> **EXERCISE**:
Your task is to give the number of lines in the listing that include "magnoliabakery", and nothing else.

/---

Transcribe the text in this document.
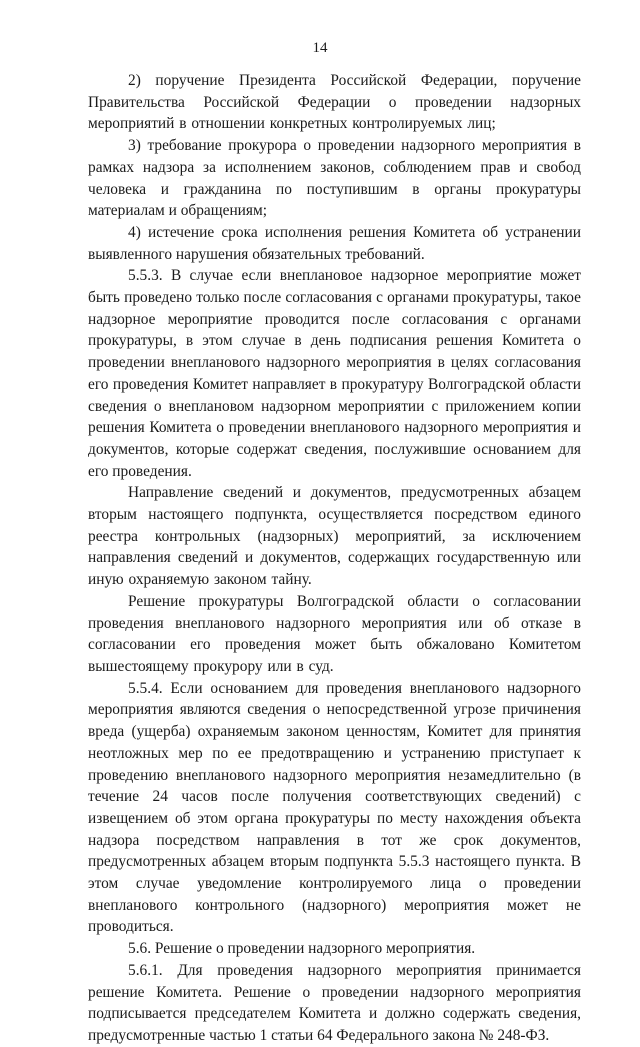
14

2) поручение Президента Российской Федерации, поручение Правительства Российской Федерации о проведении надзорных мероприятий в отношении конкретных контролируемых лиц;

3) требование прокурора о проведении надзорного мероприятия в рамках надзора за исполнением законов, соблюдением прав и свобод человека и гражданина по поступившим в органы прокуратуры материалам и обращениям;

4) истечение срока исполнения решения Комитета об устранении выявленного нарушения обязательных требований.

5.5.3. В случае если внеплановое надзорное мероприятие может быть проведено только после согласования с органами прокуратуры, такое надзорное мероприятие проводится после согласования с органами прокуратуры, в этом случае в день подписания решения Комитета о проведении внепланового надзорного мероприятия в целях согласования его проведения Комитет направляет в прокуратуру Волгоградской области сведения о внеплановом надзорном мероприятии с приложением копии решения Комитета о проведении внепланового надзорного мероприятия и документов, которые содержат сведения, послужившие основанием для его проведения.

Направление сведений и документов, предусмотренных абзацем вторым настоящего подпункта, осуществляется посредством единого реестра контрольных (надзорных) мероприятий, за исключением направления сведений и документов, содержащих государственную или иную охраняемую законом тайну.

Решение прокуратуры Волгоградской области о согласовании проведения внепланового надзорного мероприятия или об отказе в согласовании его проведения может быть обжаловано Комитетом вышестоящему прокурору или в суд.

5.5.4. Если основанием для проведения внепланового надзорного мероприятия являются сведения о непосредственной угрозе причинения вреда (ущерба) охраняемым законом ценностям, Комитет для принятия неотложных мер по ее предотвращению и устранению приступает к проведению внепланового надзорного мероприятия незамедлительно (в течение 24 часов после получения соответствующих сведений) с извещением об этом органа прокуратуры по месту нахождения объекта надзора посредством направления в тот же срок документов, предусмотренных абзацем вторым подпункта 5.5.3 настоящего пункта. В этом случае уведомление контролируемого лица о проведении внепланового контрольного (надзорного) мероприятия может не проводиться.

5.6. Решение о проведении надзорного мероприятия.

5.6.1. Для проведения надзорного мероприятия принимается решение Комитета. Решение о проведении надзорного мероприятия подписывается председателем Комитета и должно содержать сведения, предусмотренные частью 1 статьи 64 Федерального закона № 248-ФЗ.
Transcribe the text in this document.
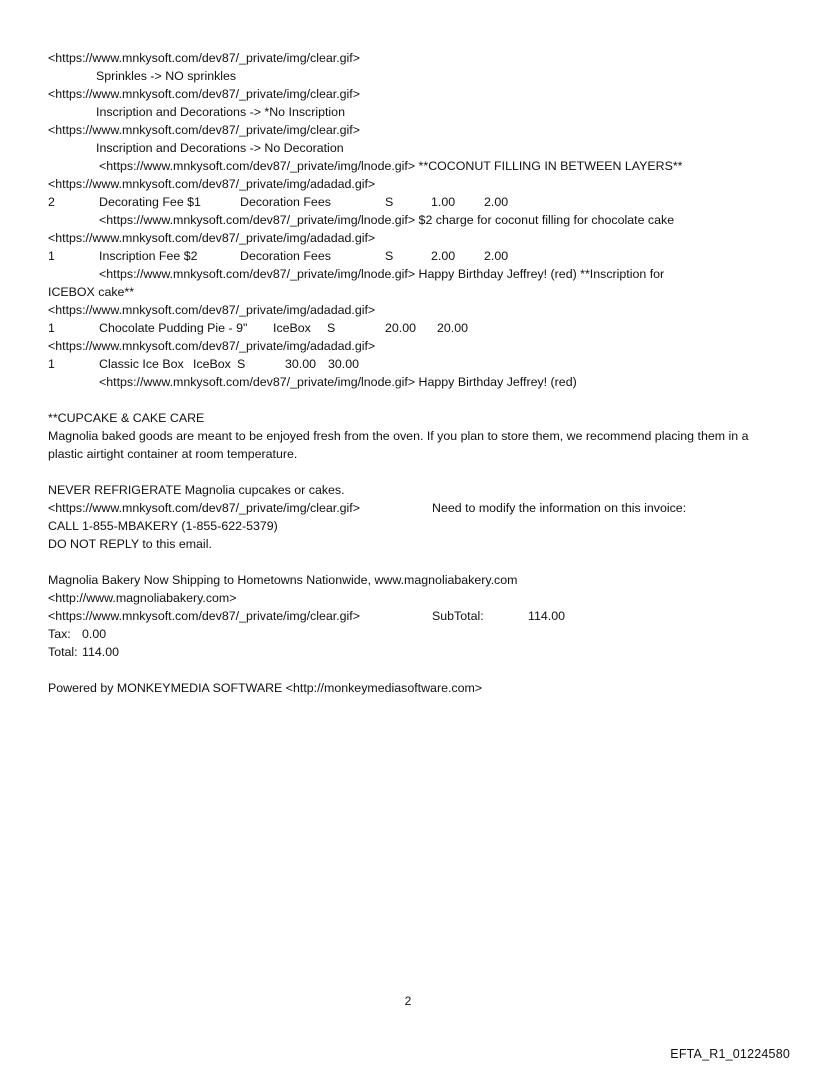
<https://www.mnkysoft.com/dev87/_private/img/clear.gif>
Sprinkles -> NO sprinkles
<https://www.mnkysoft.com/dev87/_private/img/clear.gif>
Inscription and Decorations -> *No Inscription
<https://www.mnkysoft.com/dev87/_private/img/clear.gif>
Inscription and Decorations -> No Decoration
<https://www.mnkysoft.com/dev87/_private/img/lnode.gif> **COCONUT FILLING IN BETWEEN LAYERS**
<https://www.mnkysoft.com/dev87/_private/img/adadad.gif>
2	Decorating Fee $1	Decoration Fees	S	1.00 2.00
<https://www.mnkysoft.com/dev87/_private/img/lnode.gif> $2 charge for coconut filling for chocolate cake
<https://www.mnkysoft.com/dev87/_private/img/adadad.gif>
1	Inscription Fee $2	Decoration Fees	S	2.00 2.00
<https://www.mnkysoft.com/dev87/_private/img/lnode.gif> Happy Birthday Jeffrey! (red) **Inscription for
ICEBOX cake**
<https://www.mnkysoft.com/dev87/_private/img/adadad.gif>
1	Chocolate Pudding Pie - 9" IceBox S	20.00 20.00
<https://www.mnkysoft.com/dev87/_private/img/adadad.gif>
1	Classic Ice Box IceBox S	30.00 30.00
<https://www.mnkysoft.com/dev87/_private/img/lnode.gif> Happy Birthday Jeffrey! (red)
**CUPCAKE & CAKE CARE
Magnolia baked goods are meant to be enjoyed fresh from the oven. If you plan to store them, we recommend placing them in a plastic airtight container at room temperature.
NEVER REFRIGERATE Magnolia cupcakes or cakes.
<https://www.mnkysoft.com/dev87/_private/img/clear.gif>	Need to modify the information on this invoice:
CALL 1-855-MBAKERY (1-855-622-5379)
DO NOT REPLY to this email.
Magnolia Bakery Now Shipping to Hometowns Nationwide, www.magnoliabakery.com
<http://www.magnoliabakery.com>
<https://www.mnkysoft.com/dev87/_private/img/clear.gif>	SubTotal:	114.00
Tax: 0.00
Total: 114.00
Powered by MONKEYMEDIA SOFTWARE <http://monkeymediasoftware.com>
2
EFTA_R1_01224580
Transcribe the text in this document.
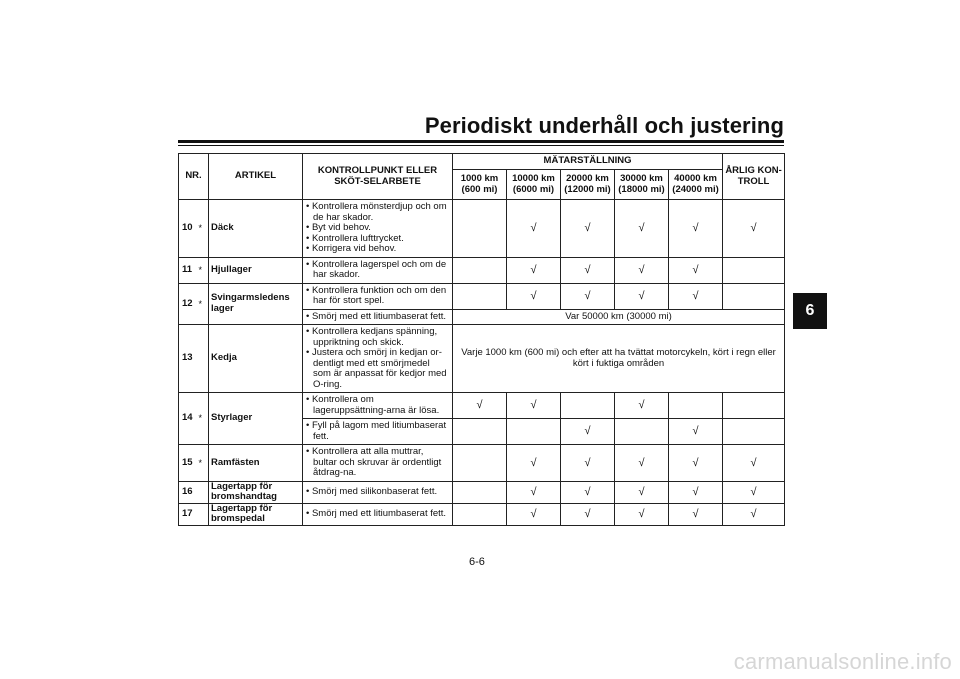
Periodiskt underhåll och justering
NR.		ARTIKEL	KONTROLLPUNKT ELLER SKÖT-SELARBETE	MÄTARSTÄLLNING					ÅRLIG KON-TROLL
				1000 km (600 mi)	10000 km (6000 mi)	20000 km (12000 mi)	30000 km (18000 mi)	40000 km (24000 mi)	
10	*	Däck	• Kontrollera mönsterdjup och om de har skador.
• Byt vid behov.
• Kontrollera lufttrycket.
• Korrigera vid behov.		√	√	√	√	√
11	*	Hjullager	• Kontrollera lagerspel och om de har skador.		√	√	√	√	
12	*	Svingarmsledens lager	• Kontrollera funktion och om den har för stort spel.		√	√	√	√	

			• Smörj med ett litiumbaserat fett.	Var 50000 km (30000 mi)					
13		Kedja	• Kontrollera kedjans spänning, uppriktning och skick.
• Justera och smörj in kedjan or-dentligt med ett smörjmedel som är anpassat för kedjor med O-ring.	Varje 1000 km (600 mi) och efter att ha tvättat motorcykeln, kört i regn eller kört i fuktiga områden					
14	*	Styrlager	• Kontrollera om lageruppsättning-arna är lösa.	√	√		√		

			• Fyll på lagom med litiumbaserat fett.			√		√	
15	*	Ramfästen	• Kontrollera att alla muttrar, bultar och skruvar är ordentligt åtdrag-na.		√	√	√	√	√
16		Lagertapp för bromshandtag	• Smörj med silikonbaserat fett.		√	√	√	√	√
17		Lagertapp för bromspedal	• Smörj med ett litiumbaserat fett.		√	√	√	√	√
6
6-6
carmanualsonline.info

\---

> **RESPONSE TO THIS TASK**:
2